>> begin The records

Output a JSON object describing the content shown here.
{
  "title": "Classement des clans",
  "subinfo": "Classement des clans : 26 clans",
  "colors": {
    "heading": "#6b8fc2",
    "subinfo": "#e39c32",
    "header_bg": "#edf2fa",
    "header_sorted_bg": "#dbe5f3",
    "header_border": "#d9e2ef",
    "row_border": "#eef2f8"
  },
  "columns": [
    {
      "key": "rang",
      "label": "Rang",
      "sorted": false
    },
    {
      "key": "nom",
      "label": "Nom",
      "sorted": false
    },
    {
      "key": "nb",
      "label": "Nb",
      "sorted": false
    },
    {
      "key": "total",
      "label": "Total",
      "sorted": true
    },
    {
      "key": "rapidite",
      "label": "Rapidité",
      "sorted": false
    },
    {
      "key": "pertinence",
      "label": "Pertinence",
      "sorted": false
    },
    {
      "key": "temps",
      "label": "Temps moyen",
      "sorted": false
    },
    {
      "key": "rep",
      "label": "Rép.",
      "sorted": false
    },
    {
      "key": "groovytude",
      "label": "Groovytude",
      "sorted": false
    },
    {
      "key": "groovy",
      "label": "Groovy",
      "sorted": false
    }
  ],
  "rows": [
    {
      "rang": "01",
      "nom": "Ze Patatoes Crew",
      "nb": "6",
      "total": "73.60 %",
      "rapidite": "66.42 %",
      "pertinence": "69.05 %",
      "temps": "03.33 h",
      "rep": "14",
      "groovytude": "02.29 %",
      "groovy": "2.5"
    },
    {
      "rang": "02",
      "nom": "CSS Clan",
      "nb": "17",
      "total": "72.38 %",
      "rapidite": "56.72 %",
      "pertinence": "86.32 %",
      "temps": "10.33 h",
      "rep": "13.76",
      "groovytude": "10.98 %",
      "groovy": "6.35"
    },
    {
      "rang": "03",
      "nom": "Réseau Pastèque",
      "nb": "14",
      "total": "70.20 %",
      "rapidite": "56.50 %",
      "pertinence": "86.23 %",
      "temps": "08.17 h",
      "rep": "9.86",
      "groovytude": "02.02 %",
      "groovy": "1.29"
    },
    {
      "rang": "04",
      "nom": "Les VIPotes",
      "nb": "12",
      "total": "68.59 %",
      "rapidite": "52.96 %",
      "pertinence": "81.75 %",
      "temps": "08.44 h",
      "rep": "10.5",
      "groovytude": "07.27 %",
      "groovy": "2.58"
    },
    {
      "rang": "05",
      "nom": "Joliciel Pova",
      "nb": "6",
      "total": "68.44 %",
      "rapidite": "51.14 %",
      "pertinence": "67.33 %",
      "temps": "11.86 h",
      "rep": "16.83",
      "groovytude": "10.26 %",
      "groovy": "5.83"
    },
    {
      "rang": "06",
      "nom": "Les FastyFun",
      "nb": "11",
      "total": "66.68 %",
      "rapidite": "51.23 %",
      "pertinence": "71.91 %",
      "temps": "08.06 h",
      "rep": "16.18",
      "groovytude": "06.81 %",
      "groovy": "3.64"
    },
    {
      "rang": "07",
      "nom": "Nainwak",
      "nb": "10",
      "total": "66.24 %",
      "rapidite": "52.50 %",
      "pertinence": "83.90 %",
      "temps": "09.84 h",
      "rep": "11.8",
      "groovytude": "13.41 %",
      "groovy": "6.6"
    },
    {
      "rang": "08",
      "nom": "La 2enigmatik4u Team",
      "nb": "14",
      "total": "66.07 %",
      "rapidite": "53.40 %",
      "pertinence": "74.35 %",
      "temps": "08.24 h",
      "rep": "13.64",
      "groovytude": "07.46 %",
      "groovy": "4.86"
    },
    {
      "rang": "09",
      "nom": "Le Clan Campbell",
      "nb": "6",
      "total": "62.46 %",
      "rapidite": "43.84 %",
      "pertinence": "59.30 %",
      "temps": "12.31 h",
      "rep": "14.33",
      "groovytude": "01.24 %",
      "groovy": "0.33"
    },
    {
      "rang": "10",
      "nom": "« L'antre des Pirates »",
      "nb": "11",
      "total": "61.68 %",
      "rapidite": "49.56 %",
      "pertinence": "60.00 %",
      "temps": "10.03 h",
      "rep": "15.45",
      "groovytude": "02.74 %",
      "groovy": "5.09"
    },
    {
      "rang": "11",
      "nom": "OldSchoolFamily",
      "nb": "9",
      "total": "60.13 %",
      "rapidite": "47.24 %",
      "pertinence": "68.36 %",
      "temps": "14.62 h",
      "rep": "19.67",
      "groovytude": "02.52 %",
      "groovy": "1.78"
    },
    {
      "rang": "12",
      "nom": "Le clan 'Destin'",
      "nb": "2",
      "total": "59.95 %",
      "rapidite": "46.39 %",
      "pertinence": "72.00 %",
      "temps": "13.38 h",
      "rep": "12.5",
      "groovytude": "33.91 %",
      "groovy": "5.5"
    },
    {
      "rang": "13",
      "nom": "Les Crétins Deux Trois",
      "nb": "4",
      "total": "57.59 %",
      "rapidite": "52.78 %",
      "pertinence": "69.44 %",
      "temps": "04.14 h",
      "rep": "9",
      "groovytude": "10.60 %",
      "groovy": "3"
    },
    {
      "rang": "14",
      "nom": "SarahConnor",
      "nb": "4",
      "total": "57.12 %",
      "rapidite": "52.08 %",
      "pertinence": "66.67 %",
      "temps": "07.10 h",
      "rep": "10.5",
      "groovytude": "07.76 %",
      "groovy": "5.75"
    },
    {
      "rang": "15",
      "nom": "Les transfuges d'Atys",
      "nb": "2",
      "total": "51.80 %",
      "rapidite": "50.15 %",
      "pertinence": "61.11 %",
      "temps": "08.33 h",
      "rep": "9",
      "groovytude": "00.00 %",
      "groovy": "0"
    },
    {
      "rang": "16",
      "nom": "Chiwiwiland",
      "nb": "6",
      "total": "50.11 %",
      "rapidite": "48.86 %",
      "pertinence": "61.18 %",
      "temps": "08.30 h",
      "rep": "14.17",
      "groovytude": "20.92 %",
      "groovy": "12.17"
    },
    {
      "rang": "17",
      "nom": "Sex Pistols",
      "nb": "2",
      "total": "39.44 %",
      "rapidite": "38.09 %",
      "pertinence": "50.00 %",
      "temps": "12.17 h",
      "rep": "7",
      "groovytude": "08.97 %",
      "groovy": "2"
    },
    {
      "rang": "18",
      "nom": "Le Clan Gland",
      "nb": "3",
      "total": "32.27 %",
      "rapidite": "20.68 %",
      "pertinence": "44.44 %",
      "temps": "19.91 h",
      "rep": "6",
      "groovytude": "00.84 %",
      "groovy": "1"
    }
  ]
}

>> end The records
>> begin The records

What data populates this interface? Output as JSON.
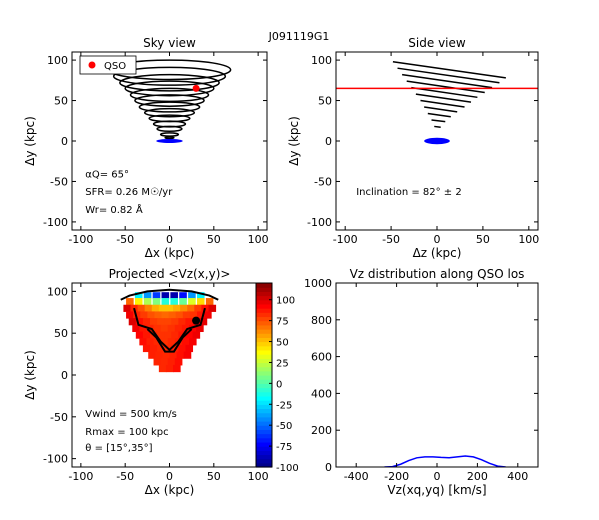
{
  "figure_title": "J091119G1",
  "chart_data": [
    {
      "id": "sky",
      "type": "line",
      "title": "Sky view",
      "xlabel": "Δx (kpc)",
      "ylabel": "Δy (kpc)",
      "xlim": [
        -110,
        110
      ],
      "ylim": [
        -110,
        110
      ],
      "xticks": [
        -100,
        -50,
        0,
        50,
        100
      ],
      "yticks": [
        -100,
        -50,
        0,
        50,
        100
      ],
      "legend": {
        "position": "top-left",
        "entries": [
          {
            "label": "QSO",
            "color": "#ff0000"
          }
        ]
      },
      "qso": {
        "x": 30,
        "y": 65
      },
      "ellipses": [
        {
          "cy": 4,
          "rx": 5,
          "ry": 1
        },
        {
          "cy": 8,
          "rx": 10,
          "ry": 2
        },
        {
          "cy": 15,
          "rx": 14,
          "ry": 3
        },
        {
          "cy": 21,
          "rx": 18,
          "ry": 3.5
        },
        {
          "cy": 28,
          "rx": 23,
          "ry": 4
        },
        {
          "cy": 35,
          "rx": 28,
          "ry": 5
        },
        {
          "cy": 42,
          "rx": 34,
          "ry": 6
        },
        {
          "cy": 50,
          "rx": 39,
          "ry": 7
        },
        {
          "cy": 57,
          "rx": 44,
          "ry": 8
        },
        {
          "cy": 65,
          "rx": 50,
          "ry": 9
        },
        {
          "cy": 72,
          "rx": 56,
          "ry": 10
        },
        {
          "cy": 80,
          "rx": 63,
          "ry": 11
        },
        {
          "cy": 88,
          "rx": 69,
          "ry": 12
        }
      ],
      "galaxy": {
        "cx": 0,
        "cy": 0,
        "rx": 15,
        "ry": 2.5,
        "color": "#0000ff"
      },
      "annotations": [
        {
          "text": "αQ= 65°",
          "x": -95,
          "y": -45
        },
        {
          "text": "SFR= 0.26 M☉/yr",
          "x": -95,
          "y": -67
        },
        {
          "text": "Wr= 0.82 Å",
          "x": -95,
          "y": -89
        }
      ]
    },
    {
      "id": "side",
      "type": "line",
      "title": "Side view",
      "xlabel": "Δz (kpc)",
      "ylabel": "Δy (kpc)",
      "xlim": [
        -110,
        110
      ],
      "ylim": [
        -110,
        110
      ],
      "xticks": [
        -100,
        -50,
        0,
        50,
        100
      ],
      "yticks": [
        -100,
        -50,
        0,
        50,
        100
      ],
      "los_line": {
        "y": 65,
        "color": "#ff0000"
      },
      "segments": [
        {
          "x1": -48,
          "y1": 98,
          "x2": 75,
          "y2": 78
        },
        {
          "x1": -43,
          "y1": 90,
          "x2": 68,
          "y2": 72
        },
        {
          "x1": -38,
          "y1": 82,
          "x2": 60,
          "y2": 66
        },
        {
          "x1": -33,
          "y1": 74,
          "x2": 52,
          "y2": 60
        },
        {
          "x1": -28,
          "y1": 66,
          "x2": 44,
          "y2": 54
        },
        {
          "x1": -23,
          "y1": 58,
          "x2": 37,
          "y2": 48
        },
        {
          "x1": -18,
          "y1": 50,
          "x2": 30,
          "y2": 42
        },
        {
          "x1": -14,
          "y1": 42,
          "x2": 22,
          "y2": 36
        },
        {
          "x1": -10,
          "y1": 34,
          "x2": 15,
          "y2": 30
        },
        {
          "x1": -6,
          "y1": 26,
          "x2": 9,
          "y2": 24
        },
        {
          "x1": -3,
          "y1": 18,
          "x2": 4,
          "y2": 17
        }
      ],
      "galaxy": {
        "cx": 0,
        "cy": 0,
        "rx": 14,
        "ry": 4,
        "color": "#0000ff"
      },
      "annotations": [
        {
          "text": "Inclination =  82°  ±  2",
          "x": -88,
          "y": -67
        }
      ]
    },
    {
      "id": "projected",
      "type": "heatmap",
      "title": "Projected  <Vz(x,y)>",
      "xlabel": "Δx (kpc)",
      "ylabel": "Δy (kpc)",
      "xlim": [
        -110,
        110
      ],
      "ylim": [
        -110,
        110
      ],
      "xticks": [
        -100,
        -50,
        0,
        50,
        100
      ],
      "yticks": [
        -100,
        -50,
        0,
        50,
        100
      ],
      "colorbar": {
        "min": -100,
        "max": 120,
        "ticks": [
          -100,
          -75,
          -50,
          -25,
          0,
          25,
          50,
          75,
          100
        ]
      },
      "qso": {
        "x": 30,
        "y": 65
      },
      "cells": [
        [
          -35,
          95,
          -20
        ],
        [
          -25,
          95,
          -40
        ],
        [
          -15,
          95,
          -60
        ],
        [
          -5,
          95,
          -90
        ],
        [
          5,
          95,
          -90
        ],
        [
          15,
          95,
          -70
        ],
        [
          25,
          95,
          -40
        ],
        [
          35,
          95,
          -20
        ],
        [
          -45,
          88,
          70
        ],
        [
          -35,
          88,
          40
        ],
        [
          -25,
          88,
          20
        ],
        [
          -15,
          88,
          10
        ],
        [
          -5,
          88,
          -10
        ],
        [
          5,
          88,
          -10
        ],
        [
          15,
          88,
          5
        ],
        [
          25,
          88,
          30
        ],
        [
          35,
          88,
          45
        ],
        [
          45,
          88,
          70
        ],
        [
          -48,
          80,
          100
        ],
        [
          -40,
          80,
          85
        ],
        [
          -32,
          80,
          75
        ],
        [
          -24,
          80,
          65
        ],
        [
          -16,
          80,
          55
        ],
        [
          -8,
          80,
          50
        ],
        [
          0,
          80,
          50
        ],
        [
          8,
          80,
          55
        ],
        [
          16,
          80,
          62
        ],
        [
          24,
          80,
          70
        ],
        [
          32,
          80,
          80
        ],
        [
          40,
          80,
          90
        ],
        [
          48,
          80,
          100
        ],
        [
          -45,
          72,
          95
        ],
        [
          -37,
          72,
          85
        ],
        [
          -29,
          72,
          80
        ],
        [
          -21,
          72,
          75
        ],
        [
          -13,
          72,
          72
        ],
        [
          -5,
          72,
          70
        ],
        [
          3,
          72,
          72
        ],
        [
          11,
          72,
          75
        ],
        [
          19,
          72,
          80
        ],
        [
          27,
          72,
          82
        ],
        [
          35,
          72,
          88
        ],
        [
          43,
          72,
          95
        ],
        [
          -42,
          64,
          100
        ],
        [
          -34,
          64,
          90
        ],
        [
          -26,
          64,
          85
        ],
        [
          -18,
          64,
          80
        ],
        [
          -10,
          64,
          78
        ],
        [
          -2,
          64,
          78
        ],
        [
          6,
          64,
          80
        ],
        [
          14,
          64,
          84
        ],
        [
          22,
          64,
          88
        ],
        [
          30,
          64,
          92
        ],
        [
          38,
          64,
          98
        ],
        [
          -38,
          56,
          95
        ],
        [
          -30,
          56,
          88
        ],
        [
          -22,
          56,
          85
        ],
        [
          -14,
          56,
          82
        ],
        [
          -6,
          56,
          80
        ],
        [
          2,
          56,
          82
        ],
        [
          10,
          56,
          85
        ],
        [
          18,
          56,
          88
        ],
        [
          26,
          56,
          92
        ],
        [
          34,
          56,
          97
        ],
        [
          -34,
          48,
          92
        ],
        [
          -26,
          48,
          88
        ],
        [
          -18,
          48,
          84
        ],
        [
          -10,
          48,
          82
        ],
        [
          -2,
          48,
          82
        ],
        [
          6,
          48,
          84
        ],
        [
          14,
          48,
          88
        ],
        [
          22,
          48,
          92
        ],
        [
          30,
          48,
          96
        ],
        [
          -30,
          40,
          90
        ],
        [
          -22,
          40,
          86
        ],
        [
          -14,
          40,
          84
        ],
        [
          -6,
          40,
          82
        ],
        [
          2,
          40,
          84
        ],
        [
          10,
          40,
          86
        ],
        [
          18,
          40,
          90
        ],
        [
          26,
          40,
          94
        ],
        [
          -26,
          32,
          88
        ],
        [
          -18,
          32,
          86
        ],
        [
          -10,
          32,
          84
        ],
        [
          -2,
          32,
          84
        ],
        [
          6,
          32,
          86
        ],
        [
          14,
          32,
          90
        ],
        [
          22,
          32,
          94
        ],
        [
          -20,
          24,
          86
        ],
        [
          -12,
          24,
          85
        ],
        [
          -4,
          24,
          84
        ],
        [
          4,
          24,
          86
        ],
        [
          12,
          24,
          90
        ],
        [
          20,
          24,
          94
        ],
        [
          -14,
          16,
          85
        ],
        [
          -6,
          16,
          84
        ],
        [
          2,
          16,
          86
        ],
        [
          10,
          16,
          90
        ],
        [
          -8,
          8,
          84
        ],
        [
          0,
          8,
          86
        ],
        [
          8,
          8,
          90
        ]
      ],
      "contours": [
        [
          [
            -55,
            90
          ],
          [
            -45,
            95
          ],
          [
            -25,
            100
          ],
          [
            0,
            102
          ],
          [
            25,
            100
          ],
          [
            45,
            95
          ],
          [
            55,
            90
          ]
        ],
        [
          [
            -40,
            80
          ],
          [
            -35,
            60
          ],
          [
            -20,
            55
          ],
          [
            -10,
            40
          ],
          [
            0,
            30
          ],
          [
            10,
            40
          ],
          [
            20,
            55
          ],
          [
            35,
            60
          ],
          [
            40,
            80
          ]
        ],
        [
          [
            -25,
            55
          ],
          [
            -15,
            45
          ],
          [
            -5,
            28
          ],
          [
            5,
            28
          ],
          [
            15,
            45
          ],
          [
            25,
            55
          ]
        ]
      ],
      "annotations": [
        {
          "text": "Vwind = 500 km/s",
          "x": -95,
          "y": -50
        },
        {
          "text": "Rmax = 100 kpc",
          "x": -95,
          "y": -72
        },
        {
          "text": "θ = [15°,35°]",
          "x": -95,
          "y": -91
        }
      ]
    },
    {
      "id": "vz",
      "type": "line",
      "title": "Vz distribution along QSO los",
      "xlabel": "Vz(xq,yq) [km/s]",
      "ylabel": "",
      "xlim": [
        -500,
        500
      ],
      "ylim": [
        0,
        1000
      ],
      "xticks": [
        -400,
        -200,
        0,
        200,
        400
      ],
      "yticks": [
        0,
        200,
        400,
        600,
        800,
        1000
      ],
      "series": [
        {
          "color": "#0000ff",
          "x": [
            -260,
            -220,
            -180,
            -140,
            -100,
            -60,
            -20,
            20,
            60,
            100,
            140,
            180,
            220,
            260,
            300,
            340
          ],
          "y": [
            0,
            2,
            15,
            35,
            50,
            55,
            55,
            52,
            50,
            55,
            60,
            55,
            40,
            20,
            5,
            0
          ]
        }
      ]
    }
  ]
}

>> end The records

**What is needed**
Report every line containing the word "xlabel" from the listing above.

**Written response**
      "xlabel": "Δx (kpc)",
      "xlabel": "Δz (kpc)",
      "xlabel": "Δx (kpc)",
      "xlabel": "Vz(xq,yq) [km/s]",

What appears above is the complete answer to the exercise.